:: Work required ::
Check each line of the records below for the word "name" and copy those where it appears.

:: Source material ::
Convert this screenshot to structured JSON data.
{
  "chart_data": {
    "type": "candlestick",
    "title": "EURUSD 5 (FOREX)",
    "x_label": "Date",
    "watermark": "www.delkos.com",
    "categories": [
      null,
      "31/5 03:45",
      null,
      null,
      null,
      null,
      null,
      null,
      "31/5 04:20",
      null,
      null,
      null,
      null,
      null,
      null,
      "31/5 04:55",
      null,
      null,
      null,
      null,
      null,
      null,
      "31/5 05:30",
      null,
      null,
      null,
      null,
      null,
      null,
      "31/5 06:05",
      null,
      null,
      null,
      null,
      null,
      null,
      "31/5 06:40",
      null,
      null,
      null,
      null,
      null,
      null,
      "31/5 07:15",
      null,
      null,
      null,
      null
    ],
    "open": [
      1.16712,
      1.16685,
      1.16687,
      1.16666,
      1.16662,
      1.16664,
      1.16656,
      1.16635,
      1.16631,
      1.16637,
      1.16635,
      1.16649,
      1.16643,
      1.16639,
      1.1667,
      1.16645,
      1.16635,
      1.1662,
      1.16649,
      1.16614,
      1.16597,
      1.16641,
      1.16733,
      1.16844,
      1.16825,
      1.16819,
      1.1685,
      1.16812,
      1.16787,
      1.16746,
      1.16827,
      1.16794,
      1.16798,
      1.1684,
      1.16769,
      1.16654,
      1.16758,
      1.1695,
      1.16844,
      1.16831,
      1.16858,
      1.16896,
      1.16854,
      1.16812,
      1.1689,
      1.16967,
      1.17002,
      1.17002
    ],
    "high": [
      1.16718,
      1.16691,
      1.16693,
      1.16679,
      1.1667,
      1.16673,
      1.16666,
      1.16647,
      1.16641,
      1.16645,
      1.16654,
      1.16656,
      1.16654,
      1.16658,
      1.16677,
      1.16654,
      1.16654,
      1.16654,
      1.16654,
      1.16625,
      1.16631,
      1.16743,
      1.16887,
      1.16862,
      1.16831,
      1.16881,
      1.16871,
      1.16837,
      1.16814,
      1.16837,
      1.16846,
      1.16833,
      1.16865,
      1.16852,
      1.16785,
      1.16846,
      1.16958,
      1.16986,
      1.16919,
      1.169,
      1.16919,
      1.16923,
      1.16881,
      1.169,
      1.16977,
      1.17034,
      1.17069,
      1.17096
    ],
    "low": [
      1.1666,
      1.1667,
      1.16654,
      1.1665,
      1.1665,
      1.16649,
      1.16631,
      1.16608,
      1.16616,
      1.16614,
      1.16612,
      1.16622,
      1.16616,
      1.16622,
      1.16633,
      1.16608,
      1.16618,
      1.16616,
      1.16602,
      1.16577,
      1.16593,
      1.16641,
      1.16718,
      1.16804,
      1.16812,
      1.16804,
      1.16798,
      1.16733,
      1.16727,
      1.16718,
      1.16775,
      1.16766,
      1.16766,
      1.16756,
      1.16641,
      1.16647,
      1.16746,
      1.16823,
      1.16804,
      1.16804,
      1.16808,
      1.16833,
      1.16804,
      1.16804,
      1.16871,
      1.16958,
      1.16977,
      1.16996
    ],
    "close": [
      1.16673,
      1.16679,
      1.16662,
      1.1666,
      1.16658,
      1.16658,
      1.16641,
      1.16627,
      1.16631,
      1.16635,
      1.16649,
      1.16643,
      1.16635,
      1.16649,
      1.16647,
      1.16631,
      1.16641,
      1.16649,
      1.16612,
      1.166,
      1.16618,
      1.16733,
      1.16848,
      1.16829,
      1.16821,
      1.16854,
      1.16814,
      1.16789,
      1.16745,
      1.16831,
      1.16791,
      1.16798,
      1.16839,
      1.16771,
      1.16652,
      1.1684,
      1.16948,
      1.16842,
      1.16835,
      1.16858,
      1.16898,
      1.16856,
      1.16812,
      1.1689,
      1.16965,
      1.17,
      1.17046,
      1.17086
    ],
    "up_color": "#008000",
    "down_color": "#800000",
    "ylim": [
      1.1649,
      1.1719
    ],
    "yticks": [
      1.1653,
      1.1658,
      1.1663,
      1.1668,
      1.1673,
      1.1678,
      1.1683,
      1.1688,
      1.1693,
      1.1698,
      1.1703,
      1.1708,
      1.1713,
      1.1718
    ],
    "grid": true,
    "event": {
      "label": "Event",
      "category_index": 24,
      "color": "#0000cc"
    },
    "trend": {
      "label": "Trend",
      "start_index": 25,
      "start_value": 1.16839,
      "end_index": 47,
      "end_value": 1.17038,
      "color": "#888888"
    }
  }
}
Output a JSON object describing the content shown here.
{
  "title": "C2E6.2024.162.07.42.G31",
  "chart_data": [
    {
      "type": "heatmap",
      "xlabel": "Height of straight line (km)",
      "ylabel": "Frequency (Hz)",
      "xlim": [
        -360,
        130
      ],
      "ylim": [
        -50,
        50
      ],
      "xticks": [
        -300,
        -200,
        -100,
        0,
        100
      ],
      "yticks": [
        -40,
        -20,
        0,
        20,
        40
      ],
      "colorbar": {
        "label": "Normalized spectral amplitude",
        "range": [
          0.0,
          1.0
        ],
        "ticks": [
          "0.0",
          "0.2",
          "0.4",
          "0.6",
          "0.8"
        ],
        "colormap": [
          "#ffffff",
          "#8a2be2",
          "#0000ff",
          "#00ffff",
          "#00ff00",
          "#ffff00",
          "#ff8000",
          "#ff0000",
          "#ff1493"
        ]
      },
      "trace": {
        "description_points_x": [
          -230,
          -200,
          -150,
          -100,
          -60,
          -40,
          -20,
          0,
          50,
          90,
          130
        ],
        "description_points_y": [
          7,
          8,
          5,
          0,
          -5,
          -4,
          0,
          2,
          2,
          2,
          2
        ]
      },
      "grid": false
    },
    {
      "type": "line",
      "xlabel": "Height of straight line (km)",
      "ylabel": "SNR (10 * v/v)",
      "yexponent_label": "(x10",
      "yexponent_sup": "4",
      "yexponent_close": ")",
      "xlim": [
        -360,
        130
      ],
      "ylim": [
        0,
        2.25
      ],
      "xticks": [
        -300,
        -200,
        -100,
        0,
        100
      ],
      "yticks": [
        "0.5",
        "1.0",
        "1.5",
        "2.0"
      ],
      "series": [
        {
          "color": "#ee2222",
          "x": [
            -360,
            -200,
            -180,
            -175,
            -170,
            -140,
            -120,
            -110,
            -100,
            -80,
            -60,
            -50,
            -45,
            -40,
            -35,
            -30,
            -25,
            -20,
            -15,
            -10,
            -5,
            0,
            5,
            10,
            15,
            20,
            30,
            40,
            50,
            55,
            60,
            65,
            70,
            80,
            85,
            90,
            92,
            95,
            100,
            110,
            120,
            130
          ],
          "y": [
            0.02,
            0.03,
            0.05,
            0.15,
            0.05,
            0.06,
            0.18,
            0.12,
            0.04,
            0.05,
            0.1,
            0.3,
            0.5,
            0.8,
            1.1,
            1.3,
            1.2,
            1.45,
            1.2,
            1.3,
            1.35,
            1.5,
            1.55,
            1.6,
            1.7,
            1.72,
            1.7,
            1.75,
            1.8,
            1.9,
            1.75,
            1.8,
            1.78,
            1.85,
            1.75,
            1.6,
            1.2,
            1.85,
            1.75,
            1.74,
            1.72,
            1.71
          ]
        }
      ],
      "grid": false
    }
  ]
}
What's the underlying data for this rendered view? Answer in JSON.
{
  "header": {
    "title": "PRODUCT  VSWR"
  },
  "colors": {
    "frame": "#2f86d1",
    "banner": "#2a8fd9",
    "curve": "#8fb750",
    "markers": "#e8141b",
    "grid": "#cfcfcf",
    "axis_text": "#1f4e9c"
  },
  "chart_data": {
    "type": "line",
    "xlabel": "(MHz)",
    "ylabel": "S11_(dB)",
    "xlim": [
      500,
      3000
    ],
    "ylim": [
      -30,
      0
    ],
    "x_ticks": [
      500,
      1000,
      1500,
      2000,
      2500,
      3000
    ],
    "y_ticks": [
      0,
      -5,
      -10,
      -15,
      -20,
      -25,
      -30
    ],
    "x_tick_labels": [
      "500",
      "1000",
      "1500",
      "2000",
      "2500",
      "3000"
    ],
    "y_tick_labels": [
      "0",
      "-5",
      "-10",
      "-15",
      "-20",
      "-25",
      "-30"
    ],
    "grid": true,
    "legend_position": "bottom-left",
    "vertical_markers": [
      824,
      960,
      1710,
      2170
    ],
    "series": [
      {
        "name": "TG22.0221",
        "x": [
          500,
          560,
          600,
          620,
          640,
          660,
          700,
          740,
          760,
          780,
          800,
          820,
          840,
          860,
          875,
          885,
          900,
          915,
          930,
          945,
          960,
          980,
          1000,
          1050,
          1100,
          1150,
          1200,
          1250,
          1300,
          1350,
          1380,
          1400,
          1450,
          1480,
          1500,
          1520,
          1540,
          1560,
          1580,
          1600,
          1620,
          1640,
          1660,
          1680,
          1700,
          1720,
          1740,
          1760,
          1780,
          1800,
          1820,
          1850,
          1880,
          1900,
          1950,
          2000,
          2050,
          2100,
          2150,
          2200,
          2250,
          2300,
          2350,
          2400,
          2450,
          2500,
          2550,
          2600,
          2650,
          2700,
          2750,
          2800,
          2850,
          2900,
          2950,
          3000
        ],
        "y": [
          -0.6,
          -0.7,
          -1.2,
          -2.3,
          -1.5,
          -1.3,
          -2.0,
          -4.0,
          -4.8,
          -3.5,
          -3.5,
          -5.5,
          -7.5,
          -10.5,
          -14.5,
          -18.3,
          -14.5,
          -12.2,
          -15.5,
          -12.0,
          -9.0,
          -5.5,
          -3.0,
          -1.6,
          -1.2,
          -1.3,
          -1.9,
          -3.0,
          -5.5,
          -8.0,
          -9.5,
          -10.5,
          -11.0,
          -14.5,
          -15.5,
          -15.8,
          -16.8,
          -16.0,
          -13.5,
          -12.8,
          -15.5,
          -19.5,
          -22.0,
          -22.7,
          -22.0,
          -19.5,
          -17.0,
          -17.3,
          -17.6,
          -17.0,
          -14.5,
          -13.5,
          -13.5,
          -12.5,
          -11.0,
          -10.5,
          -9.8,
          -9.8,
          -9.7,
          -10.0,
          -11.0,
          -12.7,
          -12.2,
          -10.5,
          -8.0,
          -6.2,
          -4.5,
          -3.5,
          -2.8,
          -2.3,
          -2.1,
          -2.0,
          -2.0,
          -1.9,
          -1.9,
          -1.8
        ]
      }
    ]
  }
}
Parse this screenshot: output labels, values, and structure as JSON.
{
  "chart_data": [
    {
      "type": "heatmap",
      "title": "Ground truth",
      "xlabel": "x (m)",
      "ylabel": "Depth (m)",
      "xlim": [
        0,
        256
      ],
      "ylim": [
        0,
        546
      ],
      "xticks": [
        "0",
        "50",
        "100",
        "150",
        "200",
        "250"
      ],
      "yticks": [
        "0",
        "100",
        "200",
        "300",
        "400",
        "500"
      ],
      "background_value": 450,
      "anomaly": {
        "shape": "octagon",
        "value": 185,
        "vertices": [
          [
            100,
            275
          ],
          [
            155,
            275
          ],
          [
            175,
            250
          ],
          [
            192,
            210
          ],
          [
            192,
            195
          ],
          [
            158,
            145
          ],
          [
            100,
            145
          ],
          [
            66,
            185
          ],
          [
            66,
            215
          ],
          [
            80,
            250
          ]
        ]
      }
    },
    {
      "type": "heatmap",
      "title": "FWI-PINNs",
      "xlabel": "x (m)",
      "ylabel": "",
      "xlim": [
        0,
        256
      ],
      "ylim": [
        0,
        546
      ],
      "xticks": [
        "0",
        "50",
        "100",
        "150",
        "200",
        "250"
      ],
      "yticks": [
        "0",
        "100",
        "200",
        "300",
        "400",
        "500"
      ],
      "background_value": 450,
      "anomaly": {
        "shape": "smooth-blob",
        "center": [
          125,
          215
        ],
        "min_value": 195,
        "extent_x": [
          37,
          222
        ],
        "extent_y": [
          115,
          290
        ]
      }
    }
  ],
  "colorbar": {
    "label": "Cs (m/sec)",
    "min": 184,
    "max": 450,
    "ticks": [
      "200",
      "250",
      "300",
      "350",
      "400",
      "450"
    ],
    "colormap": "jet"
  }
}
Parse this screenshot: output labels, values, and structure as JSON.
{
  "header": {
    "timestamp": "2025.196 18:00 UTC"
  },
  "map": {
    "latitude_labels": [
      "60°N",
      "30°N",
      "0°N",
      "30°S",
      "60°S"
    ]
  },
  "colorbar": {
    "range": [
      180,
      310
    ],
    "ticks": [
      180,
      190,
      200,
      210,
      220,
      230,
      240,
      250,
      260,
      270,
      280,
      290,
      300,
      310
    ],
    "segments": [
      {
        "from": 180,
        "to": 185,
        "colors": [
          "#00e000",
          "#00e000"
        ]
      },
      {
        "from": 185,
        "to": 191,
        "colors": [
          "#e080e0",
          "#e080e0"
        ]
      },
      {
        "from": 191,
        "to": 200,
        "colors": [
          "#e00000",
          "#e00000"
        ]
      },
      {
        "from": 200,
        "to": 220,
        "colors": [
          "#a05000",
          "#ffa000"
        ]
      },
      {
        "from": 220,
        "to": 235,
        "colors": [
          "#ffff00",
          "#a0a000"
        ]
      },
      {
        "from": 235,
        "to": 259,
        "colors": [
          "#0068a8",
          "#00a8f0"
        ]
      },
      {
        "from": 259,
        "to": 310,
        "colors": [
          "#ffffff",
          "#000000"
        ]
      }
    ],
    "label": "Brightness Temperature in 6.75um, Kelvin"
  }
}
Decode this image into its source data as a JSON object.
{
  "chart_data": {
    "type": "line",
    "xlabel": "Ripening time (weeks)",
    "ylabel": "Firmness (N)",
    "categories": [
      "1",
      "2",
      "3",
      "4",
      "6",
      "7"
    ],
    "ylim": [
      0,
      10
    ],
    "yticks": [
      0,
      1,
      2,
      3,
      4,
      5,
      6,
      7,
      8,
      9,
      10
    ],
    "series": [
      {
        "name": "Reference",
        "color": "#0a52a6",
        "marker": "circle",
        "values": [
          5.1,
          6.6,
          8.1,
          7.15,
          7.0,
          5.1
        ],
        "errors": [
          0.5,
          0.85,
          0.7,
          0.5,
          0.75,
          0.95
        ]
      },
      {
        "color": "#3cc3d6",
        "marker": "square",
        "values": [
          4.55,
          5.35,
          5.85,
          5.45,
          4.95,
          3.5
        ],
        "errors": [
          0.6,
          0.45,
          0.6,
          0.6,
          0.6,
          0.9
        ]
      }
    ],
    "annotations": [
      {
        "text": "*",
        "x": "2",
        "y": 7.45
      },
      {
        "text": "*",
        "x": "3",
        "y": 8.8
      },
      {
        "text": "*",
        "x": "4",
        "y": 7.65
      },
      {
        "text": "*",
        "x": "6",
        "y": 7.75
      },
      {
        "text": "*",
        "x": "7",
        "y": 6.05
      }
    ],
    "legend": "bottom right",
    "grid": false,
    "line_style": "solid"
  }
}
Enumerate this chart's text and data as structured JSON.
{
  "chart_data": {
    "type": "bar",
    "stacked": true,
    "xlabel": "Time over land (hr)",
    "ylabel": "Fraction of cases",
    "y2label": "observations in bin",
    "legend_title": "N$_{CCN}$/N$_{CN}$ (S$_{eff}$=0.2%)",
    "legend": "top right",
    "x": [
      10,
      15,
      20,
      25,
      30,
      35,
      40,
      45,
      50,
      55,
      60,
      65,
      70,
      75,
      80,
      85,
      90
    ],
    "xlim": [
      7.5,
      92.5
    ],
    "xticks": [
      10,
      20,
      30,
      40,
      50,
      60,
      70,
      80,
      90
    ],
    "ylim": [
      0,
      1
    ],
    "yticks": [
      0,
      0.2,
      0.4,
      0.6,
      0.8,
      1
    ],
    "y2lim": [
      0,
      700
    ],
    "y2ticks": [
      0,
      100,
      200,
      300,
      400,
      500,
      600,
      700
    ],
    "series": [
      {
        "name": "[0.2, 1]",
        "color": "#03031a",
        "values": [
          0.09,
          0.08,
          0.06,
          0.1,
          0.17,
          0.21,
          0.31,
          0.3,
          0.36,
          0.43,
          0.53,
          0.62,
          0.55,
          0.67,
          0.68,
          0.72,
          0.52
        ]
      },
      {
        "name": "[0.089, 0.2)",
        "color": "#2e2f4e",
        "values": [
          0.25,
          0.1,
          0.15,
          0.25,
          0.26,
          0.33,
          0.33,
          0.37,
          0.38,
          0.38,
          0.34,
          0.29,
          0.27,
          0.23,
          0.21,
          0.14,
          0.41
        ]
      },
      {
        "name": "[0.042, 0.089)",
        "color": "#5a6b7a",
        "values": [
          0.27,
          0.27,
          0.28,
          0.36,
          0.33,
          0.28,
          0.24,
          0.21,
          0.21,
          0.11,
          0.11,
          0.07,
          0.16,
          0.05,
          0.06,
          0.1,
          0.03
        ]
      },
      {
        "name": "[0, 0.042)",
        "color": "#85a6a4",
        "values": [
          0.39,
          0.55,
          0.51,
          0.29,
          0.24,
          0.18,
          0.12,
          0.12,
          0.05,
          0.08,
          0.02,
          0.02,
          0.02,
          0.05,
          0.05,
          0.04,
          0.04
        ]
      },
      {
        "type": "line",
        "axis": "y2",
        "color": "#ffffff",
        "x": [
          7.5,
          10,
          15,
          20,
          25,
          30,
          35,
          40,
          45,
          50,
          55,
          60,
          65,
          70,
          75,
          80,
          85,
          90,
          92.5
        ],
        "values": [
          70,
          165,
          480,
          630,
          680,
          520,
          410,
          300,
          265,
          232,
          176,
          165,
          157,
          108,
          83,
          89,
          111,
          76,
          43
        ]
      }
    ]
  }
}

:: Complete response ::
        "name": "TG22.0221",
        "name": "Reference",
        "name": "[0.2, 1]",
        "name": "[0.089, 0.2)",
        "name": "[0.042, 0.089)",
        "name": "[0, 0.042)",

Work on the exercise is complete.